## Problem
Write out all of the records precisely. Skip anything that is a picture.

## Listed records
=== Section Start ===

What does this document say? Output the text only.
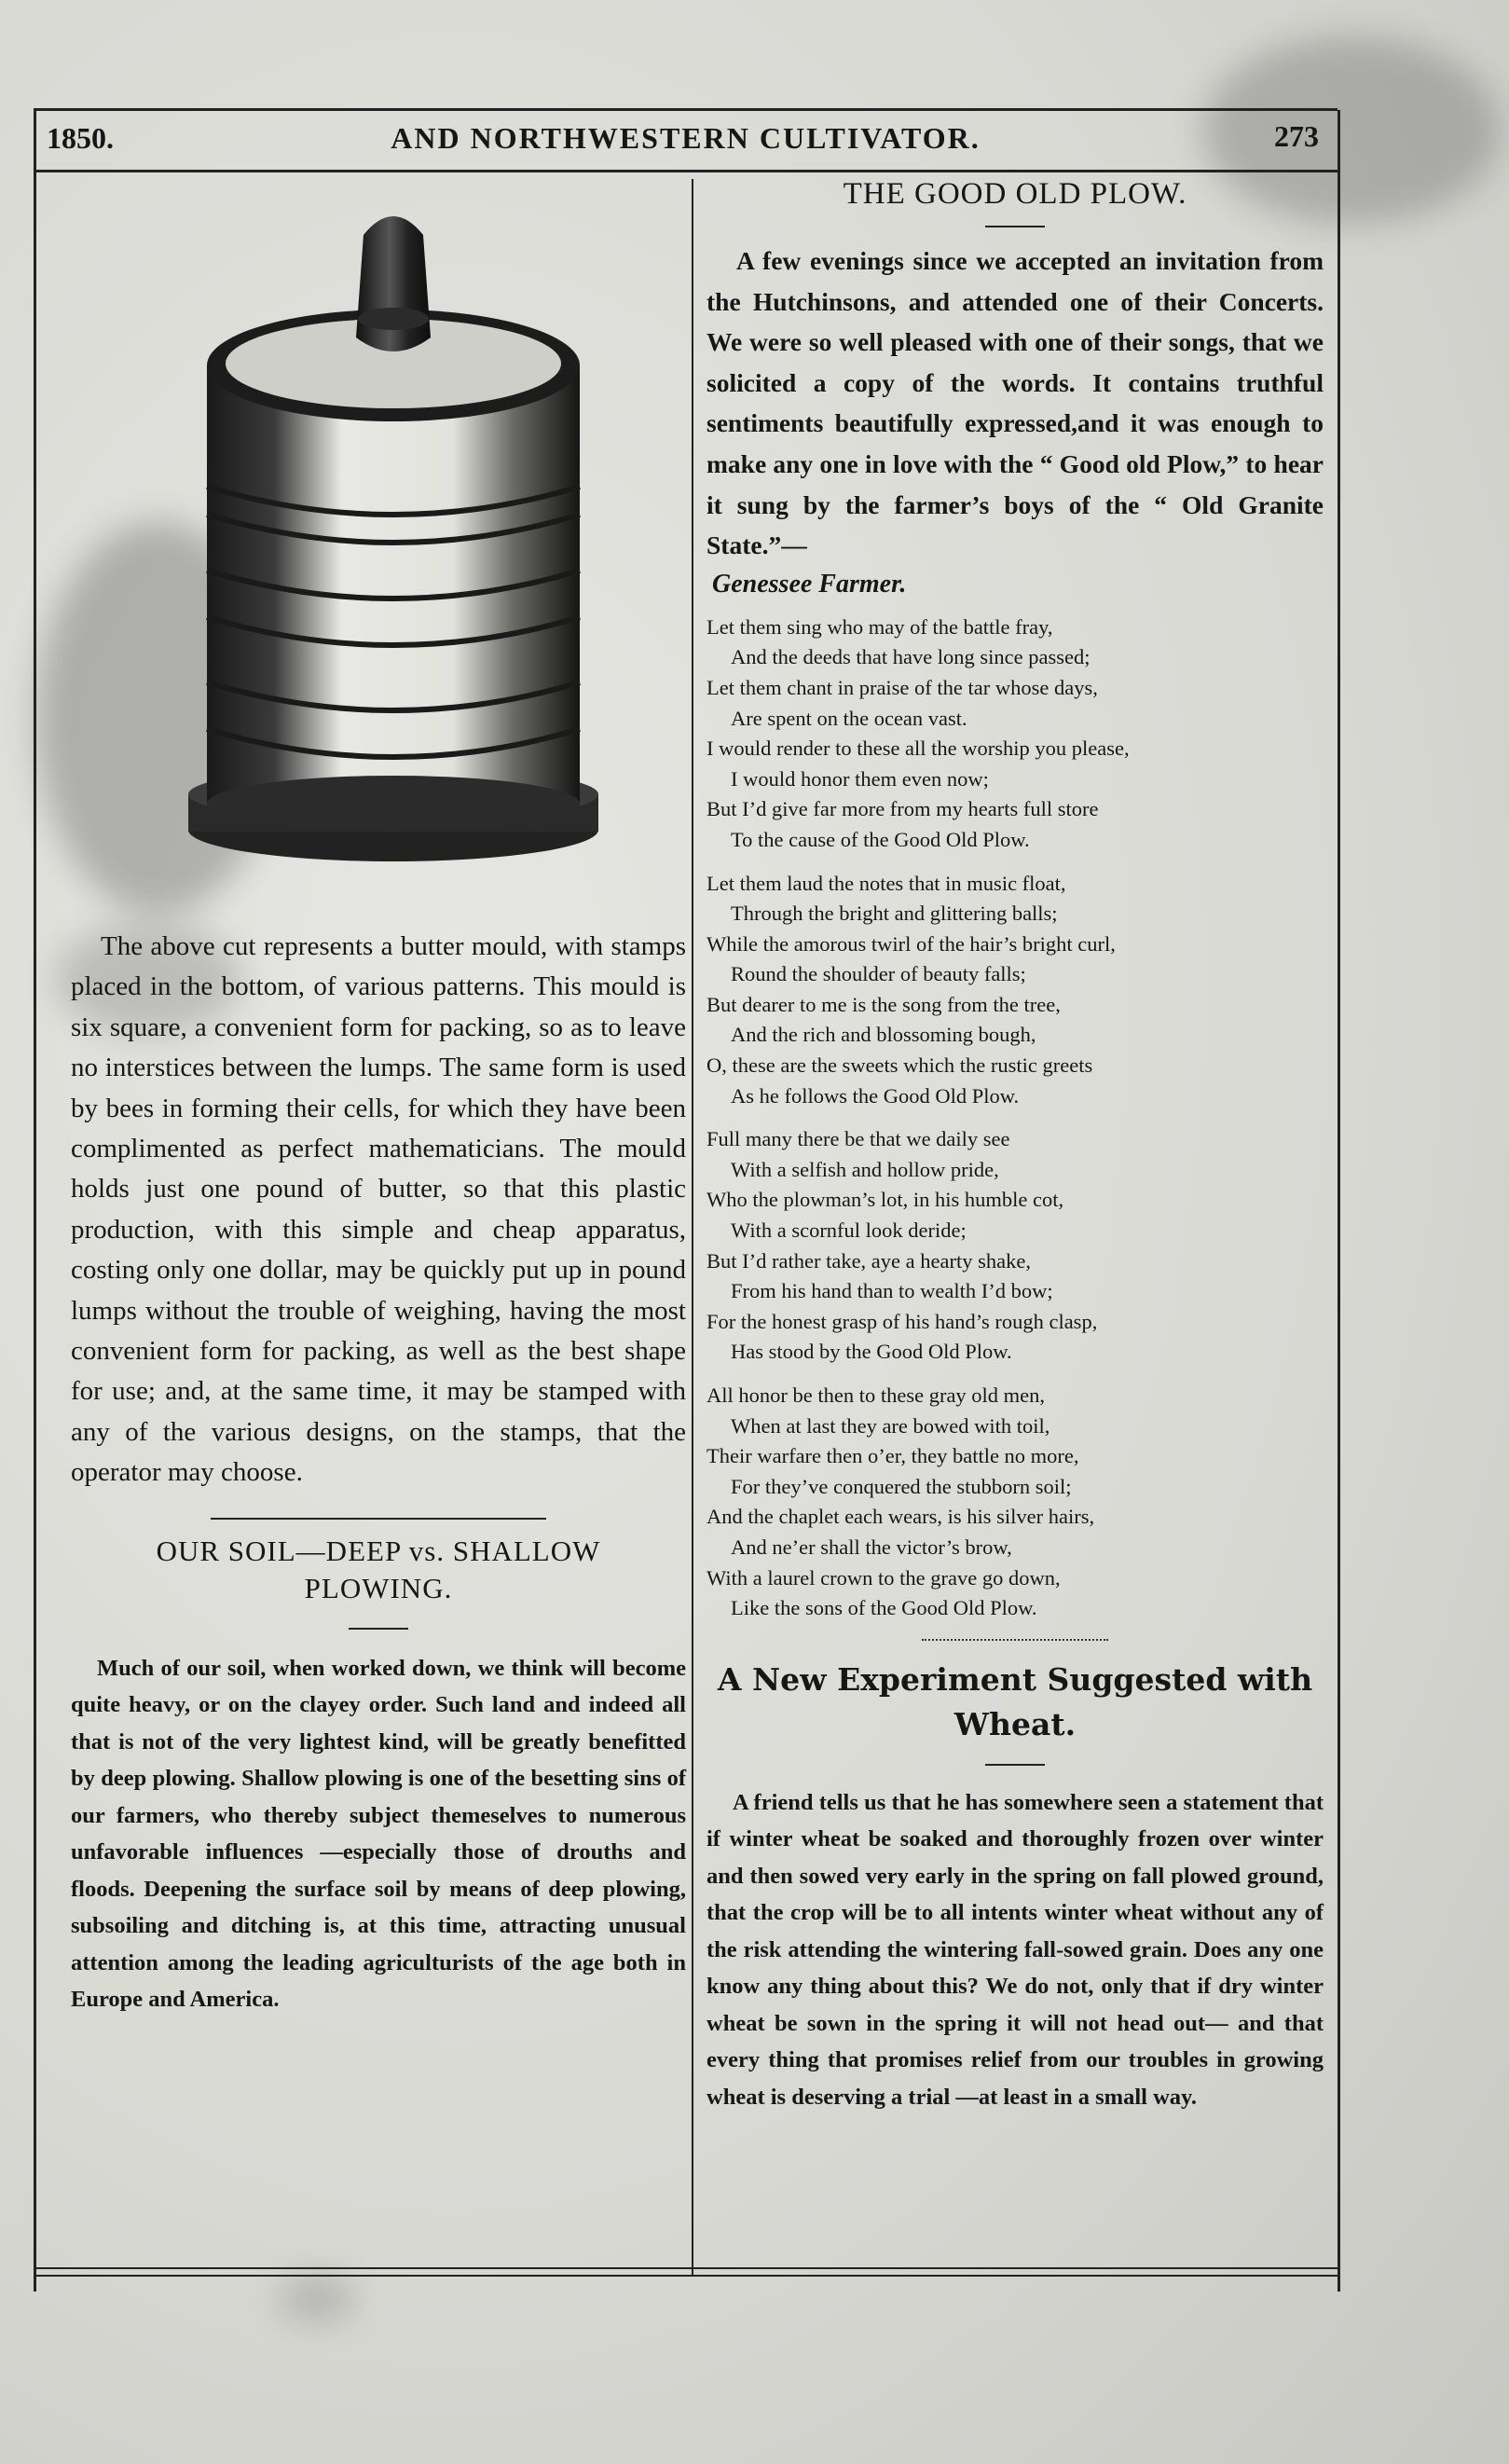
1850.	AND NORTHWESTERN CULTIVATOR.	273

The above cut represents a butter mould, with stamps placed in the bottom, of various patterns. This mould is six square, a convenient form for packing, so as to leave no interstices between the lumps. The same form is used by bees in forming their cells, for which they have been complimented as perfect mathematicians. The mould holds just one pound of butter, so that this plastic production, with this simple and cheap apparatus, costing only one dollar, may be quickly put up in pound lumps without the trouble of weighing, having the most convenient form for packing, as well as the best shape for use; and, at the same time, it may be stamped with any of the various designs, on the stamps, that the operator may choose.

OUR SOIL—DEEP vs. SHALLOW PLOWING.

Much of our soil, when worked down, we think will become quite heavy, or on the clayey order. Such land and indeed all that is not of the very lightest kind, will be greatly benefitted by deep plowing. Shallow plowing is one of the besetting sins of our farmers, who thereby subject themeselves to numerous unfavorable influences —especially those of drouths and floods. Deepening the surface soil by means of deep plowing, subsoiling and ditching is, at this time, attracting unusual attention among the leading agriculturists of the age both in Europe and America.

THE GOOD OLD PLOW.

A few evenings since we accepted an invitation from the Hutchinsons, and attended one of their Concerts. We were so well pleased with one of their songs, that we solicited a copy of the words. It contains truthful sentiments beautifully expressed,and it was enough to make any one in love with the “ Good old Plow,” to hear it sung by the farmer’s boys of the “ Old Granite State.”—

Genessee Farmer.
Let them sing who may of the battle fray,
And the deeds that have long since passed;
Let them chant in praise of the tar whose days,
Are spent on the ocean vast.
I would render to these all the worship you please,
I would honor them even now;
But I’d give far more from my hearts full store
To the cause of the Good Old Plow.
Let them laud the notes that in music float,
Through the bright and glittering balls;
While the amorous twirl of the hair’s bright curl,
Round the shoulder of beauty falls;
But dearer to me is the song from the tree,
And the rich and blossoming bough,
O, these are the sweets which the rustic greets
As he follows the Good Old Plow.
Full many there be that we daily see
With a selfish and hollow pride,
Who the plowman’s lot, in his humble cot,
With a scornful look deride;
But I’d rather take, aye a hearty shake,
From his hand than to wealth I’d bow;
For the honest grasp of his hand’s rough clasp,
Has stood by the Good Old Plow.
All honor be then to these gray old men,
When at last they are bowed with toil,
Their warfare then o’er, they battle no more,
For they’ve conquered the stubborn soil;
And the chaplet each wears, is his silver hairs,
And ne’er shall the victor’s brow,
With a laurel crown to the grave go down,
Like the sons of the Good Old Plow.
A New Experiment Suggested with Wheat.

A friend tells us that he has somewhere seen a statement that if winter wheat be soaked and thoroughly frozen over winter and then sowed very early in the spring on fall plowed ground, that the crop will be to all intents winter wheat without any of the risk attending the wintering fall-sowed grain. Does any one know any thing about this? We do not, only that if dry winter wheat be sown in the spring it will not head out— and that every thing that promises relief from our troubles in growing wheat is deserving a trial —at least in a small way.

=== Section End ===

## Exercise response
What does this document say? Output the text only.
1850.	AND NORTHWESTERN CULTIVATOR.	273

The above cut represents a butter mould, with stamps placed in the bottom, of various patterns. This mould is six square, a convenient form for packing, so as to leave no interstices between the lumps. The same form is used by bees in forming their cells, for which they have been complimented as perfect mathematicians. The mould holds just one pound of butter, so that this plastic production, with this simple and cheap apparatus, costing only one dollar, may be quickly put up in pound lumps without the trouble of weighing, having the most convenient form for packing, as well as the best shape for use; and, at the same time, it may be stamped with any of the various designs, on the stamps, that the operator may choose.

OUR SOIL—DEEP vs. SHALLOW PLOWING.

Much of our soil, when worked down, we think will become quite heavy, or on the clayey order. Such land and indeed all that is not of the very lightest kind, will be greatly benefitted by deep plowing. Shallow plowing is one of the besetting sins of our farmers, who thereby subject themeselves to numerous unfavorable influences —especially those of drouths and floods. Deepening the surface soil by means of deep plowing, subsoiling and ditching is, at this time, attracting unusual attention among the leading agriculturists of the age both in Europe and America.

THE GOOD OLD PLOW.

A few evenings since we accepted an invitation from the Hutchinsons, and attended one of their Concerts. We were so well pleased with one of their songs, that we solicited a copy of the words. It contains truthful sentiments beautifully expressed,and it was enough to make any one in love with the “ Good old Plow,” to hear it sung by the farmer’s boys of the “ Old Granite State.”—

Genessee Farmer.
Let them sing who may of the battle fray,
And the deeds that have long since passed;
Let them chant in praise of the tar whose days,
Are spent on the ocean vast.
I would render to these all the worship you please,
I would honor them even now;
But I’d give far more from my hearts full store
To the cause of the Good Old Plow.
Let them laud the notes that in music float,
Through the bright and glittering balls;
While the amorous twirl of the hair’s bright curl,
Round the shoulder of beauty falls;
But dearer to me is the song from the tree,
And the rich and blossoming bough,
O, these are the sweets which the rustic greets
As he follows the Good Old Plow.
Full many there be that we daily see
With a selfish and hollow pride,
Who the plowman’s lot, in his humble cot,
With a scornful look deride;
But I’d rather take, aye a hearty shake,
From his hand than to wealth I’d bow;
For the honest grasp of his hand’s rough clasp,
Has stood by the Good Old Plow.
All honor be then to these gray old men,
When at last they are bowed with toil,
Their warfare then o’er, they battle no more,
For they’ve conquered the stubborn soil;
And the chaplet each wears, is his silver hairs,
And ne’er shall the victor’s brow,
With a laurel crown to the grave go down,
Like the sons of the Good Old Plow.
A New Experiment Suggested with Wheat.

A friend tells us that he has somewhere seen a statement that if winter wheat be soaked and thoroughly frozen over winter and then sowed very early in the spring on fall plowed ground, that the crop will be to all intents winter wheat without any of the risk attending the wintering fall-sowed grain. Does any one know any thing about this? We do not, only that if dry winter wheat be sown in the spring it will not head out— and that every thing that promises relief from our troubles in growing wheat is deserving a trial —at least in a small way.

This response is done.